LISTED RECORDS >>
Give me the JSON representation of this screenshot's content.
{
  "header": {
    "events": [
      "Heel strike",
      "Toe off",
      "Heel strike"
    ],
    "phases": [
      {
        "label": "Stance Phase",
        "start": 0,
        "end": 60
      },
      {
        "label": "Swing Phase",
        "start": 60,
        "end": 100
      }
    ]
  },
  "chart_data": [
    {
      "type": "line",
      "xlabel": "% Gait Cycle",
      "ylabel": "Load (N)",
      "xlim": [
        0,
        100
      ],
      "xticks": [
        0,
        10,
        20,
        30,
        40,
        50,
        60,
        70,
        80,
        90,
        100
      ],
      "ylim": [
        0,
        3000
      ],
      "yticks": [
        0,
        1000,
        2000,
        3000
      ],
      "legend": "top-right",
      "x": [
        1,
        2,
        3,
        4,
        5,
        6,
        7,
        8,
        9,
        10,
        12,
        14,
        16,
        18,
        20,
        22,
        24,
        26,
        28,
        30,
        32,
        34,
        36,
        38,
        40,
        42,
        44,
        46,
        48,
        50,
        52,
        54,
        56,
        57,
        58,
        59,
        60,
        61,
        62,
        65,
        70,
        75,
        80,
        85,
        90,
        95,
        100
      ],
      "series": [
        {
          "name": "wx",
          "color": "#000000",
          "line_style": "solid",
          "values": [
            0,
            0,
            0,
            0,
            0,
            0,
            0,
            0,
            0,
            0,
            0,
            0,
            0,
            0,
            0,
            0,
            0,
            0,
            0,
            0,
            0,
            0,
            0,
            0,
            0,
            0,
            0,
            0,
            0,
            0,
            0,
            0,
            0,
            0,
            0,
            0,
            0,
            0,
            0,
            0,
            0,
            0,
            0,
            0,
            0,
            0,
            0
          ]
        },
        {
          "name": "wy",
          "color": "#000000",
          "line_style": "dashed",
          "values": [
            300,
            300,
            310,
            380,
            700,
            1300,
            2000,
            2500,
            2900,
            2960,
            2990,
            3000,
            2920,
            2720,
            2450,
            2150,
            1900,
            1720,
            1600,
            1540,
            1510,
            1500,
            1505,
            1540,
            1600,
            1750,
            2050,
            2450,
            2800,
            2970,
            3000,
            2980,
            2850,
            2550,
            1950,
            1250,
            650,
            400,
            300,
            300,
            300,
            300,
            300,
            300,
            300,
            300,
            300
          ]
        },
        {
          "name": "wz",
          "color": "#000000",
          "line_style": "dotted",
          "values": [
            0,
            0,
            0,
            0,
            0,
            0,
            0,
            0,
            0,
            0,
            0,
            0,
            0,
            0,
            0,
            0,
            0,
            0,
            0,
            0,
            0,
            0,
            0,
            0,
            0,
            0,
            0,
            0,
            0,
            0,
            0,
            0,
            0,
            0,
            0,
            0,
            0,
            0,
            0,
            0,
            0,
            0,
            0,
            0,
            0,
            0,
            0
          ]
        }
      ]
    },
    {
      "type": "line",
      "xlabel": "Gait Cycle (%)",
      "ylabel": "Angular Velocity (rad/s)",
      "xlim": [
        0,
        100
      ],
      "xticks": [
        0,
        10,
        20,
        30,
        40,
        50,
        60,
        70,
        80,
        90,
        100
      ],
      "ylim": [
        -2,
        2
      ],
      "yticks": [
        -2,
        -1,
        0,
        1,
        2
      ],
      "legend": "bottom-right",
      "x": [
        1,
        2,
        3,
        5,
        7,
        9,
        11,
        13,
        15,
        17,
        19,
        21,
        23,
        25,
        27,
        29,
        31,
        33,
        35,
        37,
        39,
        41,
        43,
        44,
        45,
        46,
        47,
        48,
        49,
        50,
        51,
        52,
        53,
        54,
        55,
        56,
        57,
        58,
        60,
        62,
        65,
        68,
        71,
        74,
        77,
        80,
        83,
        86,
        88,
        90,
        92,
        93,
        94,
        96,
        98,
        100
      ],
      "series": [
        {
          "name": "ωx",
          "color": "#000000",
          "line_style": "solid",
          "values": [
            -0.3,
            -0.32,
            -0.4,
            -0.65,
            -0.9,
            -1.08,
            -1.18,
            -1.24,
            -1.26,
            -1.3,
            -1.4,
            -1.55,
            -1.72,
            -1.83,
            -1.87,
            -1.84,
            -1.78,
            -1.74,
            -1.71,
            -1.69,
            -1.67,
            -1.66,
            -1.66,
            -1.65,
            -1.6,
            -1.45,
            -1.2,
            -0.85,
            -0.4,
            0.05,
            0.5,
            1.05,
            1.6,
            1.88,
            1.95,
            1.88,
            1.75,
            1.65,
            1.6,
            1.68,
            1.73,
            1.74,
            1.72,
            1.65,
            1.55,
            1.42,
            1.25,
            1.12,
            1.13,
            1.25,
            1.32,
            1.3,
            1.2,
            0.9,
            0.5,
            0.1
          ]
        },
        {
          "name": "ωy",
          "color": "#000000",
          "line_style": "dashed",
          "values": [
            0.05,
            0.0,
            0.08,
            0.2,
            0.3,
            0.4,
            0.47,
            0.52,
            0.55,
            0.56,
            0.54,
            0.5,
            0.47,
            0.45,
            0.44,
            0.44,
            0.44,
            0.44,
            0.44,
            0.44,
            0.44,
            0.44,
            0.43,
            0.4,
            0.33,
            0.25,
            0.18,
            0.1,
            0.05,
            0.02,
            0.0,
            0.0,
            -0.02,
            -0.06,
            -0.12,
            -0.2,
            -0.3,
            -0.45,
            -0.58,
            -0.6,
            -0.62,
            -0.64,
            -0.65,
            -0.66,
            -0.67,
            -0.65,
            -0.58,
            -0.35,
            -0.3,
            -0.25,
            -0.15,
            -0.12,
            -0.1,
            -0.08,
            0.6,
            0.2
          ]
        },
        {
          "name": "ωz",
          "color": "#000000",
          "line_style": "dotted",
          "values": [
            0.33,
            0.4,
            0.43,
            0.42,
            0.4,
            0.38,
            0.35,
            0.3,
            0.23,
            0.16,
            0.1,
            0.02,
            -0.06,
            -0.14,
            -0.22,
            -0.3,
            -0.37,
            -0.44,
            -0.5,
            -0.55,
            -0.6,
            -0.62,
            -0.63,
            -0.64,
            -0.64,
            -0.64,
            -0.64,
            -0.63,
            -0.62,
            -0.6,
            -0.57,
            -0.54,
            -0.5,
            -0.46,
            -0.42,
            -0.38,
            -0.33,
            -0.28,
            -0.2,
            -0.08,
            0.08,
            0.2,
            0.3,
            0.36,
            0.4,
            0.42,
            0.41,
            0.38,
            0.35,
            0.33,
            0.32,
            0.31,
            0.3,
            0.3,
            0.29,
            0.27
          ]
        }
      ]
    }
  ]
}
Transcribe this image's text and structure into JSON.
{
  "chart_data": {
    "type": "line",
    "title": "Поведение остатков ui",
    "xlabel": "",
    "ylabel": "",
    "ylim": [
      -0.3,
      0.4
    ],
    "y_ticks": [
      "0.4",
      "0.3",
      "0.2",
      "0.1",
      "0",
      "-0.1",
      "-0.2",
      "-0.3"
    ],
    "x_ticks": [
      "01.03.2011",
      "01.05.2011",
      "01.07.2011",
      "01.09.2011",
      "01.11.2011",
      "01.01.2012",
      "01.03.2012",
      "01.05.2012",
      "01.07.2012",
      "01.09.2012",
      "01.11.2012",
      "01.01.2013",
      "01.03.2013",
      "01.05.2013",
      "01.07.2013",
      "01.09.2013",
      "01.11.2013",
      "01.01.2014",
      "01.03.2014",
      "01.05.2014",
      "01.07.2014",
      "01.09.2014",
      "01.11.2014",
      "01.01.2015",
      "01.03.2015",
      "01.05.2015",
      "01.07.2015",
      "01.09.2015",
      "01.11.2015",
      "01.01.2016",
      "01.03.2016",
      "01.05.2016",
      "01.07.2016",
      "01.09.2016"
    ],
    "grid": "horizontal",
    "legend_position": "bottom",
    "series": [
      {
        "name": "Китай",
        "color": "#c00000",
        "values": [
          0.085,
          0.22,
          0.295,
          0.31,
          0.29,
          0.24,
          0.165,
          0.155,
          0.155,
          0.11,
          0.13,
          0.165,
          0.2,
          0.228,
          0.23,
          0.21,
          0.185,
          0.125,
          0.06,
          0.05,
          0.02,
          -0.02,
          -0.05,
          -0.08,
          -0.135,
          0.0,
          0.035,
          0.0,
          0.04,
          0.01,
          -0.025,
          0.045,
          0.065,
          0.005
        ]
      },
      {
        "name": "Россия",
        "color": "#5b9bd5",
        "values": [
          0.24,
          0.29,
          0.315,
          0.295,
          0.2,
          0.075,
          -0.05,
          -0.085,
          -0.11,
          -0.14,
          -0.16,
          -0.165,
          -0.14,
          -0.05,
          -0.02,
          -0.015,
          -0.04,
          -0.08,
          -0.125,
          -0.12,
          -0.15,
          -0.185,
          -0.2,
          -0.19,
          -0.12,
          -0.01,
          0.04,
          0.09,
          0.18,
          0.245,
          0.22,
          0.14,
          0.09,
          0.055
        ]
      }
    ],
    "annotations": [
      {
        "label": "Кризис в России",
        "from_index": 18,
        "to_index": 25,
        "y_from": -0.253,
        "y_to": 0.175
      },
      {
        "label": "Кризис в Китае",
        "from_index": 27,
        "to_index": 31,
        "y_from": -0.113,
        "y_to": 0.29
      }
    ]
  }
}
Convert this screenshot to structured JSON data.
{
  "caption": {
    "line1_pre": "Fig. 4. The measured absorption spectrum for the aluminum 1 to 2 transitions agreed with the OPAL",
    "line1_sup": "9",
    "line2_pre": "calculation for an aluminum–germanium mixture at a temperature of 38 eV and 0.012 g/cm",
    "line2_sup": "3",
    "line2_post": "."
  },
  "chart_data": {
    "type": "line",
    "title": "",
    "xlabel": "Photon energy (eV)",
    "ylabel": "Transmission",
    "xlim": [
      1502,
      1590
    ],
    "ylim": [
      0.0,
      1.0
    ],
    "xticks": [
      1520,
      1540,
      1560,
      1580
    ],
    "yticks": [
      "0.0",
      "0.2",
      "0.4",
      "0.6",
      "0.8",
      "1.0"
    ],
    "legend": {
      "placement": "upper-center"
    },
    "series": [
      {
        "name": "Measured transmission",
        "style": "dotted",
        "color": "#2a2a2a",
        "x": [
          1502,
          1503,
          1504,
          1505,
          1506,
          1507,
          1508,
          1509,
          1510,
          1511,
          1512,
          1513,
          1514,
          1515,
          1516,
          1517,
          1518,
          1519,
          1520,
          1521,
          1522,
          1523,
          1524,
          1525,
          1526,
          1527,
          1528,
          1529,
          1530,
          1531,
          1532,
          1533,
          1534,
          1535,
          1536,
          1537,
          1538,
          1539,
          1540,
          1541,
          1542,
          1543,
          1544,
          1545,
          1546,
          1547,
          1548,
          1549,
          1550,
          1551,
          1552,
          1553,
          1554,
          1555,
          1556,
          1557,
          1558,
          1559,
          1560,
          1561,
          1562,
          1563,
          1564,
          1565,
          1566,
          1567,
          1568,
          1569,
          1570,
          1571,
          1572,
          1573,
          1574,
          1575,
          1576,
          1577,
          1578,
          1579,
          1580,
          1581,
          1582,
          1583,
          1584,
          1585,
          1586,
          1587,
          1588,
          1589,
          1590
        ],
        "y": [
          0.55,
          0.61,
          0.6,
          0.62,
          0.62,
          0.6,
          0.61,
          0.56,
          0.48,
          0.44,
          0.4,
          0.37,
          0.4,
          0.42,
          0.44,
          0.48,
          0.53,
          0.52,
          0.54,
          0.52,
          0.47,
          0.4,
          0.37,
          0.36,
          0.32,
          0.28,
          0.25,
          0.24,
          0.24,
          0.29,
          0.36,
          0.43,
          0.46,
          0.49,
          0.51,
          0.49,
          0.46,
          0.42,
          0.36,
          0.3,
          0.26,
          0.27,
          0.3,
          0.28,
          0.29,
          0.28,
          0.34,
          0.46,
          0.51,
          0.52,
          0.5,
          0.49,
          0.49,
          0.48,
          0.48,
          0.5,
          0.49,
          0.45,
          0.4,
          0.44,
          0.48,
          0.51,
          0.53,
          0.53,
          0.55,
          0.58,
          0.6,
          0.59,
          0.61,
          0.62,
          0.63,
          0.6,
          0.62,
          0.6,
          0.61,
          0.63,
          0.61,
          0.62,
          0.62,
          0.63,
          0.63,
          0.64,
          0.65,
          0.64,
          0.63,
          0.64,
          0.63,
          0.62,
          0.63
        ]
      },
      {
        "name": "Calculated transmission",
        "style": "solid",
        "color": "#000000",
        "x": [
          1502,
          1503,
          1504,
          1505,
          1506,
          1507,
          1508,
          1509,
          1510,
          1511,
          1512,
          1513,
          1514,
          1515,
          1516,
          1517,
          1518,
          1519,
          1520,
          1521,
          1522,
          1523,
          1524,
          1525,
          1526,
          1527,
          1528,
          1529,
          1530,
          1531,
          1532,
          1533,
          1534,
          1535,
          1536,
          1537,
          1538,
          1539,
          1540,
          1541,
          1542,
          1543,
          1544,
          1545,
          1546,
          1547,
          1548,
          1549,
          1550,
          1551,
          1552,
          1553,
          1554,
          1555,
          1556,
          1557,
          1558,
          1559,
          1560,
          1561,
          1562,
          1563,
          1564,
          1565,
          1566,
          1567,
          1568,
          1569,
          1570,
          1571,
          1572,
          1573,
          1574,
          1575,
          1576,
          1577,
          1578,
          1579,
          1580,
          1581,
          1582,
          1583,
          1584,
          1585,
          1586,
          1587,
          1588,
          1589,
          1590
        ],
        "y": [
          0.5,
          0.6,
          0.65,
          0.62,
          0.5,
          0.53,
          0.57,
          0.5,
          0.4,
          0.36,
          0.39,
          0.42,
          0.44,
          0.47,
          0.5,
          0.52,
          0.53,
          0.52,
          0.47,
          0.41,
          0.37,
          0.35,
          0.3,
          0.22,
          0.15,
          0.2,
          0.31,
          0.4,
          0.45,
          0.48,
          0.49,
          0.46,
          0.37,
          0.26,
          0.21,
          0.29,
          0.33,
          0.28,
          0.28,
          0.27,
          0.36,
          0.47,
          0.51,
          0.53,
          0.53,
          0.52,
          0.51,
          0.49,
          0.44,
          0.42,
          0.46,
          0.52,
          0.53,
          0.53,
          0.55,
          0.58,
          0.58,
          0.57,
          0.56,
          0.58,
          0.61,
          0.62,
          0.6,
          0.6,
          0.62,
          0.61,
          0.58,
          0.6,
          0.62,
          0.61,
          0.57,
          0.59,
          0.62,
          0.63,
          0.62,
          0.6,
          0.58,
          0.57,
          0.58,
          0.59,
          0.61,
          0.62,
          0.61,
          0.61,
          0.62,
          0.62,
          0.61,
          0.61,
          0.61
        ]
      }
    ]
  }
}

SET TASK >> Select the lines in this material that hold the word "bottom", leaving none out.

COMPLETE ANSWER >>
      "legend": "bottom-right",
    "legend_position": "bottom",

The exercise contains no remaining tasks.